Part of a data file
____________________

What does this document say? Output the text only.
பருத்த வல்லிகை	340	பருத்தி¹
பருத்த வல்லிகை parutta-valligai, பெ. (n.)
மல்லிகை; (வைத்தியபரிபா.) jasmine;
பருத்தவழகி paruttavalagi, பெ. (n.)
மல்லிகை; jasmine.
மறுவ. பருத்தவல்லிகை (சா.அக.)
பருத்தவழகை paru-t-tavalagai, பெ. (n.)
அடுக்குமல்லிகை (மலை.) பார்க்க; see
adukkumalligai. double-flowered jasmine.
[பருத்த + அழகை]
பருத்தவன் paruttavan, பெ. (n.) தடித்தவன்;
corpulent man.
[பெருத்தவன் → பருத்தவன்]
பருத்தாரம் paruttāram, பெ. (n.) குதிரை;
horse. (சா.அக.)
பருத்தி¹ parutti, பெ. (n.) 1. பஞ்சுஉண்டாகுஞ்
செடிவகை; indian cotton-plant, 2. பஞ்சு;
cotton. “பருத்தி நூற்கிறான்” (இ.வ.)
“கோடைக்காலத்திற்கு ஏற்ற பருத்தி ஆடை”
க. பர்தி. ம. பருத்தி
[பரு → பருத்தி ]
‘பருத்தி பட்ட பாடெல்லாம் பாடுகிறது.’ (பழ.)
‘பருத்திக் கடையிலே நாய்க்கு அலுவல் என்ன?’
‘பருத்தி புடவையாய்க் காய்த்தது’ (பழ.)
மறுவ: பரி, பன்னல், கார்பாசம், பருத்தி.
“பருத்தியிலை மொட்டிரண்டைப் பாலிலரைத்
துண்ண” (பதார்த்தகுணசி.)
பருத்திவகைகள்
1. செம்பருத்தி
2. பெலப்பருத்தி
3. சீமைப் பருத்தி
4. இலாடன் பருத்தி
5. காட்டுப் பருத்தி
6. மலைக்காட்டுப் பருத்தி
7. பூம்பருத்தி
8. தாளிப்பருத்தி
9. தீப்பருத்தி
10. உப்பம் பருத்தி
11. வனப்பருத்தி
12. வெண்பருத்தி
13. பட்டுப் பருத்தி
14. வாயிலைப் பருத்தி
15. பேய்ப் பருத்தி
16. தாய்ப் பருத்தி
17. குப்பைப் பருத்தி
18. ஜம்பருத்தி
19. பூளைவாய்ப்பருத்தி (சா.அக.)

____________________

*Exercise:* Whichever lines contain the string "cotton", select and copy them.

*Solution for this problem:*
செடிவகை; indian cotton-plant, 2. பஞ்சு;
cotton. “பருத்தி நூற்கிறான்” (இ.வ.)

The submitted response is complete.